* Goal
Count up the lines in the following listing that hold the word "программы", then give only that count.
----- Entries provided -----
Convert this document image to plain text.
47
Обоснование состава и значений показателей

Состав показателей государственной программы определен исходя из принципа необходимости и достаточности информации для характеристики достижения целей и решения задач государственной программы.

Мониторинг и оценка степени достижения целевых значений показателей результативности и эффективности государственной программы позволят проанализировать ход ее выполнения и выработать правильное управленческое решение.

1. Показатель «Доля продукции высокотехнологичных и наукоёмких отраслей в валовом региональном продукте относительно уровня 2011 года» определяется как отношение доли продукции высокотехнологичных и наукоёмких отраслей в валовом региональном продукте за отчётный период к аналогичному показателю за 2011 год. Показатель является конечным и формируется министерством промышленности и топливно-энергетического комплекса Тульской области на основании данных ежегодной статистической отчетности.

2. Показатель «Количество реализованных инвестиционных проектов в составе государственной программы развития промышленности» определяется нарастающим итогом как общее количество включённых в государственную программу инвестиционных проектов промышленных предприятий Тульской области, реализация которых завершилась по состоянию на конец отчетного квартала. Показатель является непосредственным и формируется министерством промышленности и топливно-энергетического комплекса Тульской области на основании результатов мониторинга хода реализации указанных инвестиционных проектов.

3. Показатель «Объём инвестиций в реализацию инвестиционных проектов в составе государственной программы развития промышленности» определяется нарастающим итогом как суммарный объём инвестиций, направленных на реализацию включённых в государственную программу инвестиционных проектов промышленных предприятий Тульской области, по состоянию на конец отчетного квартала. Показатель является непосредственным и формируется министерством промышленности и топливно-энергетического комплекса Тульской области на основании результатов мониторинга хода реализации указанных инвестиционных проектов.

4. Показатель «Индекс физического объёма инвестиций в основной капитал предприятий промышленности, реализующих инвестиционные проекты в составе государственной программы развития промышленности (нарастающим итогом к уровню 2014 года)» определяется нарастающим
-----
----- Entries provided -----
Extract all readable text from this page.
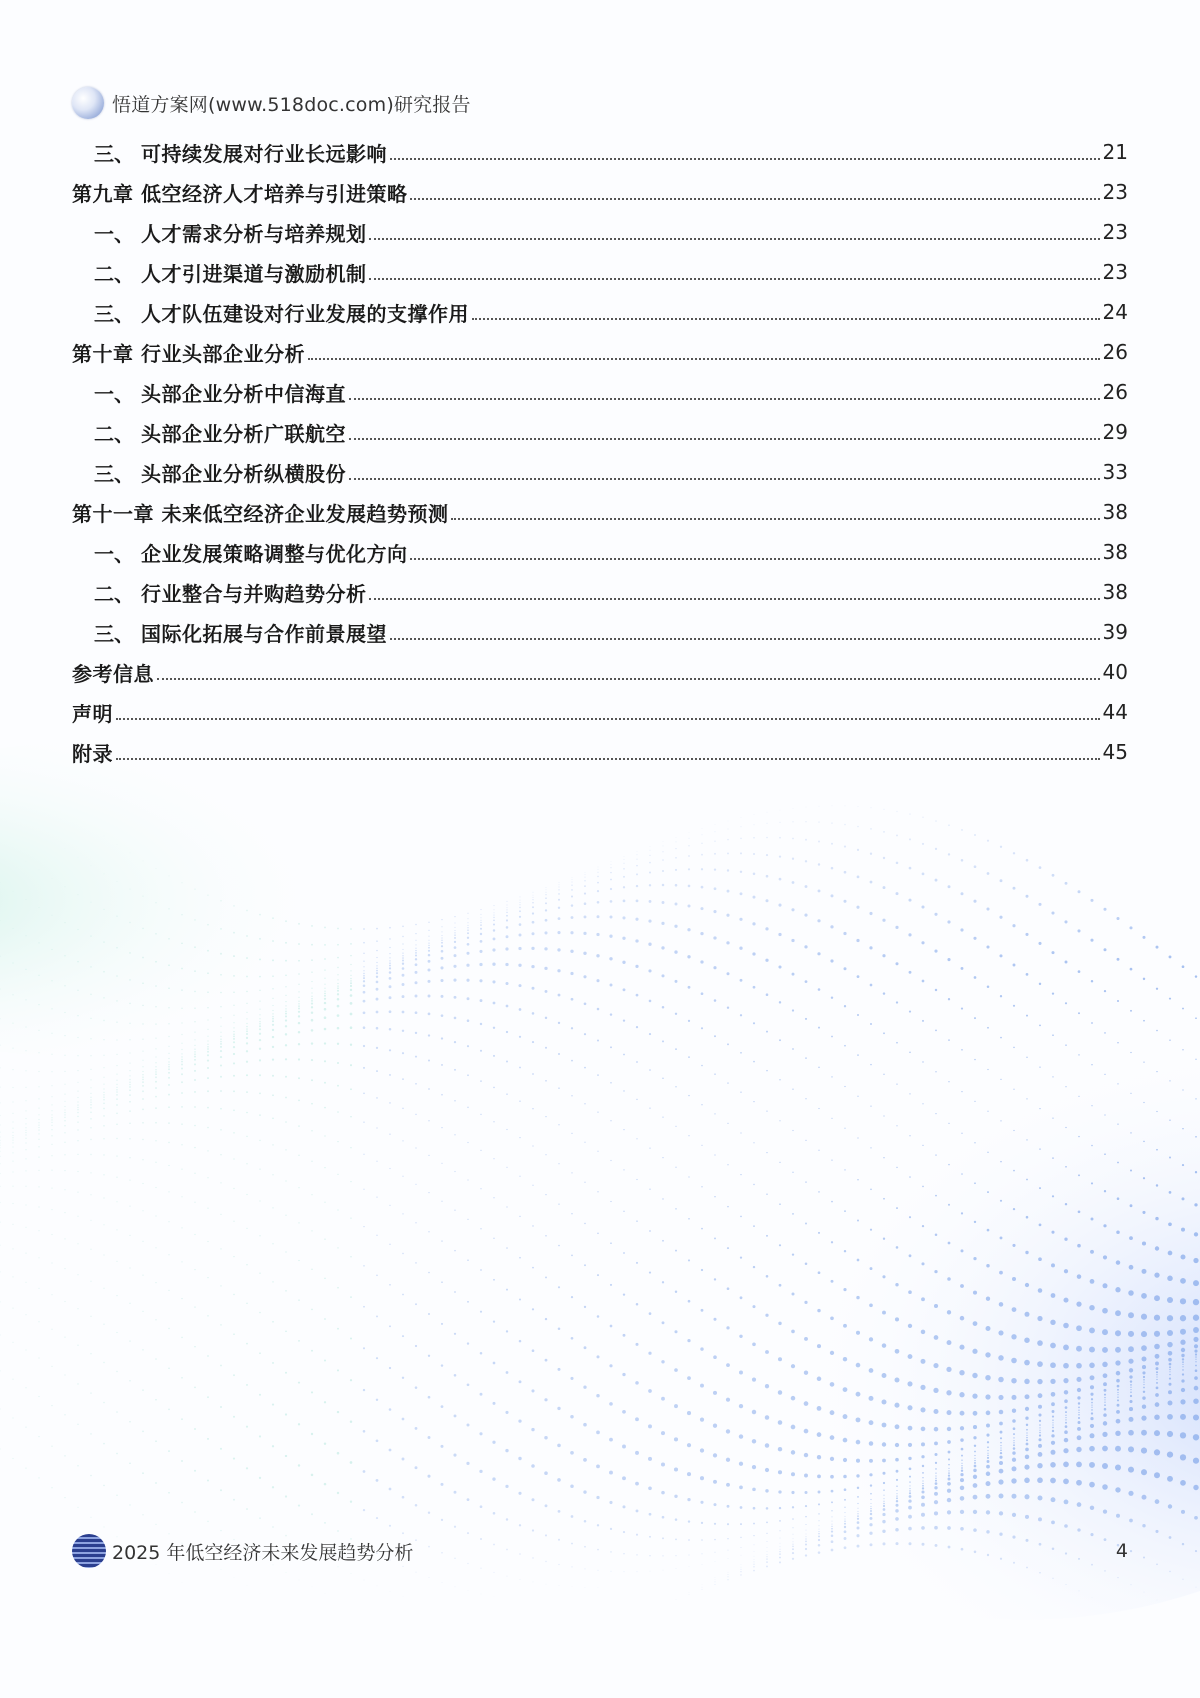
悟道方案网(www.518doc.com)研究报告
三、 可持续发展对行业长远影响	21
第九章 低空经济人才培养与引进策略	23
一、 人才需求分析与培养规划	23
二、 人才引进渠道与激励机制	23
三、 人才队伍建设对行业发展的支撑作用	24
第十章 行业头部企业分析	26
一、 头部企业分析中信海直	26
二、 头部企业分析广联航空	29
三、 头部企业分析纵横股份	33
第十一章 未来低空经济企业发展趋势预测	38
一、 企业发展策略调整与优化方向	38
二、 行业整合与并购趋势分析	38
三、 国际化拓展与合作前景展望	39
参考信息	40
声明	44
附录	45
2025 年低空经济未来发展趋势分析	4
-----
----- Entries provided -----
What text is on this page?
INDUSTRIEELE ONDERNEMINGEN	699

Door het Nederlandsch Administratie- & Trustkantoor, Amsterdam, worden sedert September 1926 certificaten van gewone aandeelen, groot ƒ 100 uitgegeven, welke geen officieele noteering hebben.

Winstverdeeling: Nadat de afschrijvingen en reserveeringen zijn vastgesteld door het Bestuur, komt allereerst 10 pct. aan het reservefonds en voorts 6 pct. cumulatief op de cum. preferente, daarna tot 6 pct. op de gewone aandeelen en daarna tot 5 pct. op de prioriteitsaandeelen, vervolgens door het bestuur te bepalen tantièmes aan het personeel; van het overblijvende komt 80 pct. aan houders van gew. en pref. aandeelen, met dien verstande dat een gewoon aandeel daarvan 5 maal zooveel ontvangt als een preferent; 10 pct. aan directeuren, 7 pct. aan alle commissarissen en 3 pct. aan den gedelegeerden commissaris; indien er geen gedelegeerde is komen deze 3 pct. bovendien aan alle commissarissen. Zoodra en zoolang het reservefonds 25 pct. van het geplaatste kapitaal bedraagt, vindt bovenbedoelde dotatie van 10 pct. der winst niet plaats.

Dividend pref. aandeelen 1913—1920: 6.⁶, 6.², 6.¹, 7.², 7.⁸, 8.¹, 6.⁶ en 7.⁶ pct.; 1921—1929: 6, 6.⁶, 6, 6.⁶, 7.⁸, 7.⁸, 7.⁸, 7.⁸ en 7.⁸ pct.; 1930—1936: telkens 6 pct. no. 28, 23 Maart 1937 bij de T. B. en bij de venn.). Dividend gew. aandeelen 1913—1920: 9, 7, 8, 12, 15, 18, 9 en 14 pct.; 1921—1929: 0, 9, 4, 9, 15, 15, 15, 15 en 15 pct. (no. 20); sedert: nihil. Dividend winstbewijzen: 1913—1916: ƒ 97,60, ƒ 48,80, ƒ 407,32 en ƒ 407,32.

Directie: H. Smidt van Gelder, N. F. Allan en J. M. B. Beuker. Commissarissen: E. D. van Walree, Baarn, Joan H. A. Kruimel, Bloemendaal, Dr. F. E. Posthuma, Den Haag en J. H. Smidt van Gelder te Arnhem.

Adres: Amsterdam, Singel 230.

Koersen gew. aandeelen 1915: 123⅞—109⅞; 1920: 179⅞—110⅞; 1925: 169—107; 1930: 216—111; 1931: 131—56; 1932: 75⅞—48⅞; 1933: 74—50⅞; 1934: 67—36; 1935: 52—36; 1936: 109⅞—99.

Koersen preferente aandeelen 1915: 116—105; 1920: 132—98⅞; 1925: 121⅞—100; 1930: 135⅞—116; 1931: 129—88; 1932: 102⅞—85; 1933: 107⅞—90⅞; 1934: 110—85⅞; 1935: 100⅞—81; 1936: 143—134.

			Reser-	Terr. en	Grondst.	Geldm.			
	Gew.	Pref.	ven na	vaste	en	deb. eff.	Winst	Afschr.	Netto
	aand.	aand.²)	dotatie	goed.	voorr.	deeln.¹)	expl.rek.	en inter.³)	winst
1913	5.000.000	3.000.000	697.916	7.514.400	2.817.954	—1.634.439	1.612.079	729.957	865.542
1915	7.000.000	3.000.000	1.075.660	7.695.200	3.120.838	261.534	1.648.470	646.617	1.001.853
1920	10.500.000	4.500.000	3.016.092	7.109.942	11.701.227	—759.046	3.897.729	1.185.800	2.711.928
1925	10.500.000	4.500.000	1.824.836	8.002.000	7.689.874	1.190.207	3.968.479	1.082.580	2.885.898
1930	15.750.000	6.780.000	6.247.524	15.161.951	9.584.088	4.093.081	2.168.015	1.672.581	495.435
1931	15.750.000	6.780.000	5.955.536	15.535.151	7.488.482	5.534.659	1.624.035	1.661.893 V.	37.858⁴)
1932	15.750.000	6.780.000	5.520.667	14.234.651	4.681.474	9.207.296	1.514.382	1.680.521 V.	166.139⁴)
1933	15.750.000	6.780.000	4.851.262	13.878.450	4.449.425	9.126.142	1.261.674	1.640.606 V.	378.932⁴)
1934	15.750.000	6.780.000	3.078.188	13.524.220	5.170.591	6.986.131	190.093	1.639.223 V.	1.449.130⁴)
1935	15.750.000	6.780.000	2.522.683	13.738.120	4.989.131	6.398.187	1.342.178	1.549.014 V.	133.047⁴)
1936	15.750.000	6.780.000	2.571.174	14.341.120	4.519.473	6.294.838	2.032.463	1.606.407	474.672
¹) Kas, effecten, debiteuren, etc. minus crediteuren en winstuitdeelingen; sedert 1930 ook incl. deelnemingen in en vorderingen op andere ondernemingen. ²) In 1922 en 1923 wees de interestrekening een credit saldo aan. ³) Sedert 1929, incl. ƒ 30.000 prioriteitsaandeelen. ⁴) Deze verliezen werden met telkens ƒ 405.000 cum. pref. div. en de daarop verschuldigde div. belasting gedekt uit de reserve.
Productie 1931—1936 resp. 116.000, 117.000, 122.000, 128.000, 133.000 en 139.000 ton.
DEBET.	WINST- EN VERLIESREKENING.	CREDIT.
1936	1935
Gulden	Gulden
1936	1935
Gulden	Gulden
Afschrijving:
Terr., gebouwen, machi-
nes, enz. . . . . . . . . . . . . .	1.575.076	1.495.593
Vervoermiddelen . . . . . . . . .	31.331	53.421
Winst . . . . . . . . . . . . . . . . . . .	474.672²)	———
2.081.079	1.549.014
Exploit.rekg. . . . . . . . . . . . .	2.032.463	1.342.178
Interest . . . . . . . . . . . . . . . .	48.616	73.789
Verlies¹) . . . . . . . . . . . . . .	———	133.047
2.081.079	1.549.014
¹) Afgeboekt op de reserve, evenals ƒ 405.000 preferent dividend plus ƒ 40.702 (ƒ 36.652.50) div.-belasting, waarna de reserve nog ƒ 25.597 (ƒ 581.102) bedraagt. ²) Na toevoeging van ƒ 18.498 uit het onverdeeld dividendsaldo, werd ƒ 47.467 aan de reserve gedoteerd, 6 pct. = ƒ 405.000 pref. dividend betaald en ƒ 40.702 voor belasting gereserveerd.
-----
* Full output
5